[WHAT YOU ARE ASKED TO DO]
Read the data and repeat all of it exactly.

[DATA SHOWN]

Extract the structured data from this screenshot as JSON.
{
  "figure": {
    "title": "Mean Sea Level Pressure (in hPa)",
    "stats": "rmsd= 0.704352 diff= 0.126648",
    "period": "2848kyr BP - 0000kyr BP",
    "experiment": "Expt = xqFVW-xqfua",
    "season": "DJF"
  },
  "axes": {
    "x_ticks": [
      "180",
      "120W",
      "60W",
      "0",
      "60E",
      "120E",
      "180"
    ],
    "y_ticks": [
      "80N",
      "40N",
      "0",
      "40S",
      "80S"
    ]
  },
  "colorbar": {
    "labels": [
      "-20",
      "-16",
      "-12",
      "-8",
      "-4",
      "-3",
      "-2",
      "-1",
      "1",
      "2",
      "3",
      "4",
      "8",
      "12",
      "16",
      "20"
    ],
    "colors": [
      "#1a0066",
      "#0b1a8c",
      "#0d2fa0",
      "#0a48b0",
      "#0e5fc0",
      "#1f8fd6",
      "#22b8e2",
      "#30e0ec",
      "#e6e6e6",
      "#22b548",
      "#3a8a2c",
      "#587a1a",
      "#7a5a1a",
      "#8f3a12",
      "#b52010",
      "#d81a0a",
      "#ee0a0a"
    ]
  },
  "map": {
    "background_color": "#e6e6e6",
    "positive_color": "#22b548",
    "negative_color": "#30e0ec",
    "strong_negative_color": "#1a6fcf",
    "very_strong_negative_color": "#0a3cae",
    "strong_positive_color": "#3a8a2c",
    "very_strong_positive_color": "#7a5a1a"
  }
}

[THE REPLY]
Extract the structured data from this screenshot as JSON.
{
  "figure": {
    "title": "Mean Sea Level Pressure (in hPa)",
    "stats": "rmsd= 0.704352 diff= 0.126648",
    "period": "2848kyr BP - 0000kyr BP",
    "experiment": "Expt = xqFVW-xqfua",
    "season": "DJF"
  },
  "axes": {
    "x_ticks": [
      "180",
      "120W",
      "60W",
      "0",
      "60E",
      "120E",
      "180"
    ],
    "y_ticks": [
      "80N",
      "40N",
      "0",
      "40S",
      "80S"
    ]
  },
  "colorbar": {
    "labels": [
      "-20",
      "-16",
      "-12",
      "-8",
      "-4",
      "-3",
      "-2",
      "-1",
      "1",
      "2",
      "3",
      "4",
      "8",
      "12",
      "16",
      "20"
    ],
    "colors": [
      "#1a0066",
      "#0b1a8c",
      "#0d2fa0",
      "#0a48b0",
      "#0e5fc0",
      "#1f8fd6",
      "#22b8e2",
      "#30e0ec",
      "#e6e6e6",
      "#22b548",
      "#3a8a2c",
      "#587a1a",
      "#7a5a1a",
      "#8f3a12",
      "#b52010",
      "#d81a0a",
      "#ee0a0a"
    ]
  },
  "map": {
    "background_color": "#e6e6e6",
    "positive_color": "#22b548",
    "negative_color": "#30e0ec",
    "strong_negative_color": "#1a6fcf",
    "very_strong_negative_color": "#0a3cae",
    "strong_positive_color": "#3a8a2c",
    "very_strong_positive_color": "#7a5a1a"
  }
}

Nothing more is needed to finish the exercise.